* [Exercise objective]: Copy each line of the data below in which the word "blood" can be found.

* [Materials provided]:
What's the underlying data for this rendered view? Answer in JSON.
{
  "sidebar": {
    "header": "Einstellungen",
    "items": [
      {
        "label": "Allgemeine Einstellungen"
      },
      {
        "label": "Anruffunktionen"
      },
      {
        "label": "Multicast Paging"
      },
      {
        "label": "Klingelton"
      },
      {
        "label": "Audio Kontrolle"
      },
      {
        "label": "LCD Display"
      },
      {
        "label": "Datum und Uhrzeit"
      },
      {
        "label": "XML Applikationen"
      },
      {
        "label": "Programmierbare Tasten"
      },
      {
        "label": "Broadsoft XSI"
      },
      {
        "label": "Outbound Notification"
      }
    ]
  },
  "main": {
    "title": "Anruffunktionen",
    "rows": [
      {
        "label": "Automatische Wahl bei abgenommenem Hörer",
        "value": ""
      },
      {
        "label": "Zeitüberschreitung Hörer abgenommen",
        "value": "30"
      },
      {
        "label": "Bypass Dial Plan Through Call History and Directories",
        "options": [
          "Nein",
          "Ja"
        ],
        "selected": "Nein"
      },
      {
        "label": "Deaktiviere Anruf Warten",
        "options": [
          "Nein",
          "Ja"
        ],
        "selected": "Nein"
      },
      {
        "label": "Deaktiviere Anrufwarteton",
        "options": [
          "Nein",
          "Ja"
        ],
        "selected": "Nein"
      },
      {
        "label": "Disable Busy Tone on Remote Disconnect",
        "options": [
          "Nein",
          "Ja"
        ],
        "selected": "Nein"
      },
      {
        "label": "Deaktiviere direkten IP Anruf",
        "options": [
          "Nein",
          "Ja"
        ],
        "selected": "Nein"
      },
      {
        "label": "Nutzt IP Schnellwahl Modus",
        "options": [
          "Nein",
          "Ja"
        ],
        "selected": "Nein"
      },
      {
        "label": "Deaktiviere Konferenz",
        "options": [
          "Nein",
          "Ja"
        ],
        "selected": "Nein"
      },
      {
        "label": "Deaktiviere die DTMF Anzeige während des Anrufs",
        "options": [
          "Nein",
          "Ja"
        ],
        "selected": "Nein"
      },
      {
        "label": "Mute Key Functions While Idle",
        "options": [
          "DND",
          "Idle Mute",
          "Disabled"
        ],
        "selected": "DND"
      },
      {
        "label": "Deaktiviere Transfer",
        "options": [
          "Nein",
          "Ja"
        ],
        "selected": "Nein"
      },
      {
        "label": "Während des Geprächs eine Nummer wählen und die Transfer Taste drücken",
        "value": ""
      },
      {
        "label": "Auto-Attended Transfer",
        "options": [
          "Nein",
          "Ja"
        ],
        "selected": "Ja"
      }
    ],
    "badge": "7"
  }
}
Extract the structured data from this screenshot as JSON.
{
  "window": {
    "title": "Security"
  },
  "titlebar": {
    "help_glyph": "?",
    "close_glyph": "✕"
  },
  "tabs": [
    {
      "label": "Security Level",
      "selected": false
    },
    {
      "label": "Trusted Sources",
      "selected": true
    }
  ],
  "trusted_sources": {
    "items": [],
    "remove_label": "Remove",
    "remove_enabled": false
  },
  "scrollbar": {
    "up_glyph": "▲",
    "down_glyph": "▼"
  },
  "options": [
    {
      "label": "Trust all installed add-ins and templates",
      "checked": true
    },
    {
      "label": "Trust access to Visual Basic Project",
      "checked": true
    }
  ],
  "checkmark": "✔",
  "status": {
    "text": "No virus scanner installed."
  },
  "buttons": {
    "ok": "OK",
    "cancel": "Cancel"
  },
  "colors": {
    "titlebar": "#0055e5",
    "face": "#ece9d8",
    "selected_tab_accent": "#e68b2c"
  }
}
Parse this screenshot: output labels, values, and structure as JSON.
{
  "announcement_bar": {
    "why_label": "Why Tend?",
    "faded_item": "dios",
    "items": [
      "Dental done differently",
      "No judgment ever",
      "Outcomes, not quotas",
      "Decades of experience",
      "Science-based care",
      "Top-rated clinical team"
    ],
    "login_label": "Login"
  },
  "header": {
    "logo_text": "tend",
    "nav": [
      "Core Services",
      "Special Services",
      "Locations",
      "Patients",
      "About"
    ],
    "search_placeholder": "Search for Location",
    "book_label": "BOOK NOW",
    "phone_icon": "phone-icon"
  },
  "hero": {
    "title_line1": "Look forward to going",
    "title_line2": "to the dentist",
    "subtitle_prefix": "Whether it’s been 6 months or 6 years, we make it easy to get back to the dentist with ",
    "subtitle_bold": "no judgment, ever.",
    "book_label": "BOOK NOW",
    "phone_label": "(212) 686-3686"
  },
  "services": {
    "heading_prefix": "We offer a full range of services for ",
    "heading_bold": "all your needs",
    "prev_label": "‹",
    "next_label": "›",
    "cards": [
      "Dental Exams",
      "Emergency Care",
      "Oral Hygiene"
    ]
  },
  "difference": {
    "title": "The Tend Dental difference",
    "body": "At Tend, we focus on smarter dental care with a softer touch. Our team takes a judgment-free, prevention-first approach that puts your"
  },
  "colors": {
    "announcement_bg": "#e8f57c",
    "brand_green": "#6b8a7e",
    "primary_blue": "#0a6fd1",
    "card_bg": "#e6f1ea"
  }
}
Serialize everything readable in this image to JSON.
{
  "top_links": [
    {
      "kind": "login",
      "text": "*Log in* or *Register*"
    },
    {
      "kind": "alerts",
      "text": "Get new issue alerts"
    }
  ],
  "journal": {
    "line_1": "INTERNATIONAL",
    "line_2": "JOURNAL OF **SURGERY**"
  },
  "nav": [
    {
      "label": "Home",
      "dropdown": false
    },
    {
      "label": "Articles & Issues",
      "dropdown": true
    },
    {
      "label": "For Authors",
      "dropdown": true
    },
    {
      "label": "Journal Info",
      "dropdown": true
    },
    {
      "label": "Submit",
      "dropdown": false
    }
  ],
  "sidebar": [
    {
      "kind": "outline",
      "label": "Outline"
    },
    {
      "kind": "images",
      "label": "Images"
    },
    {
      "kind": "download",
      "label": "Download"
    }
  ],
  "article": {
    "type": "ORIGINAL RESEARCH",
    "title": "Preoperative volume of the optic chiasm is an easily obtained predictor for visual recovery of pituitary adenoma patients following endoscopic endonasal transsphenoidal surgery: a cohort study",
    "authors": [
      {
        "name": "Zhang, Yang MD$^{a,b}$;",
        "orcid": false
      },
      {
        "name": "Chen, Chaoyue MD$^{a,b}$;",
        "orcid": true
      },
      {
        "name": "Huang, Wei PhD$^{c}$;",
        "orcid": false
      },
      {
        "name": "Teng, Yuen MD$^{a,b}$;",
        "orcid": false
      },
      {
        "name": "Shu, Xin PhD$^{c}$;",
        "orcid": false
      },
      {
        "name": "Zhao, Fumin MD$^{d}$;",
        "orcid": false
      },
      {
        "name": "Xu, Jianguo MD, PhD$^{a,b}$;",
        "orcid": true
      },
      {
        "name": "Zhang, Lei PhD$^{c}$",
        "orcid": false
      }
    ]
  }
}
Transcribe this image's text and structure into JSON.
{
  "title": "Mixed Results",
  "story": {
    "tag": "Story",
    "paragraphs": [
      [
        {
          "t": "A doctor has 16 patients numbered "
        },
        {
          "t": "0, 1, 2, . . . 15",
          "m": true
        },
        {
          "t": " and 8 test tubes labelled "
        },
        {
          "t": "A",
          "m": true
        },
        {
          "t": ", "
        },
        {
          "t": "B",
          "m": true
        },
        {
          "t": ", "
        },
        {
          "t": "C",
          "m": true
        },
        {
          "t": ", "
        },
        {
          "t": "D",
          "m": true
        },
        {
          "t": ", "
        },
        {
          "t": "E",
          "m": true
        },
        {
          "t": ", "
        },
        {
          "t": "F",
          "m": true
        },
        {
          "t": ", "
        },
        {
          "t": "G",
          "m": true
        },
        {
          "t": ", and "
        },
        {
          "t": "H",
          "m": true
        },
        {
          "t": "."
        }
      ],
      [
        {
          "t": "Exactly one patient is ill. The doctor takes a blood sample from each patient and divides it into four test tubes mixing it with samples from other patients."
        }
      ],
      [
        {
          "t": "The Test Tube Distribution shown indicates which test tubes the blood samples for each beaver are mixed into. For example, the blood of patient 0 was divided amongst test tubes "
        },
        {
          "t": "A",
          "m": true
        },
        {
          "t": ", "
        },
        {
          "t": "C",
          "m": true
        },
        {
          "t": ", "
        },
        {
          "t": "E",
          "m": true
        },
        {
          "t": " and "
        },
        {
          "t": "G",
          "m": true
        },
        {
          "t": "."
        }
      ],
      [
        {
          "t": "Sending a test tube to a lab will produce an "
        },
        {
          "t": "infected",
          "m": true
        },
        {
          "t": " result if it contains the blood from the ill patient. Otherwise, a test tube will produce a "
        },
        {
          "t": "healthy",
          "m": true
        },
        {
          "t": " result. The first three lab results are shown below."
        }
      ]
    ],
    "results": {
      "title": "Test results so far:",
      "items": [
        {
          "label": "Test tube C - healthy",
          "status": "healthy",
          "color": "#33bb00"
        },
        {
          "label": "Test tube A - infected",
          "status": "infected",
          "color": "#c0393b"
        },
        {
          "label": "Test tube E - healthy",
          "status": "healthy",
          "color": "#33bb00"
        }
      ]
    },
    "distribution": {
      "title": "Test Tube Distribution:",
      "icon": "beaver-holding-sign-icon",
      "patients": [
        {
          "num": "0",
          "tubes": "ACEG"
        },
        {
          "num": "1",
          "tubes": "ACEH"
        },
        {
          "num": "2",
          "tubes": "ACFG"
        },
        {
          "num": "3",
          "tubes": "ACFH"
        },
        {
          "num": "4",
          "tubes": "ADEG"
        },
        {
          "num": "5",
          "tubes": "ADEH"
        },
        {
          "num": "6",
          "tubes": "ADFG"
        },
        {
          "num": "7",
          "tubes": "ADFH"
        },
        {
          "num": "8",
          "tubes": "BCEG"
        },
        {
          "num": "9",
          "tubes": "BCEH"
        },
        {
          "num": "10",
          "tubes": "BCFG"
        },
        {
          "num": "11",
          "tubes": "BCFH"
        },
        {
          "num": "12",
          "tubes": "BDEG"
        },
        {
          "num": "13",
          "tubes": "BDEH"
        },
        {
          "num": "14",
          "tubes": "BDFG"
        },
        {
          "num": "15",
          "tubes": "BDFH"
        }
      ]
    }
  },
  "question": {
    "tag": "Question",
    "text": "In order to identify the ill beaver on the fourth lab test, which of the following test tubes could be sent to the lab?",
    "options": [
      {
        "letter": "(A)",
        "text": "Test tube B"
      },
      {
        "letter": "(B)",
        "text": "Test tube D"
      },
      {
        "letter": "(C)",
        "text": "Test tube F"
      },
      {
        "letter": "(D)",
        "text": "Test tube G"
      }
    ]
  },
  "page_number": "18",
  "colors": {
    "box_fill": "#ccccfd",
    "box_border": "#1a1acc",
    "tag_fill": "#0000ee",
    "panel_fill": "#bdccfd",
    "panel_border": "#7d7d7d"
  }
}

* [Exercise response]:
          "t": "Exactly one patient is ill. The doctor takes a blood sample from each patient and divides it into four test tubes mixing it with samples from other patients."
          "t": "The Test Tube Distribution shown indicates which test tubes the blood samples for each beaver are mixed into. For example, the blood of patient 0 was divided amongst test tubes "
          "t": " result if it contains the blood from the ill patient. Otherwise, a test tube will produce a "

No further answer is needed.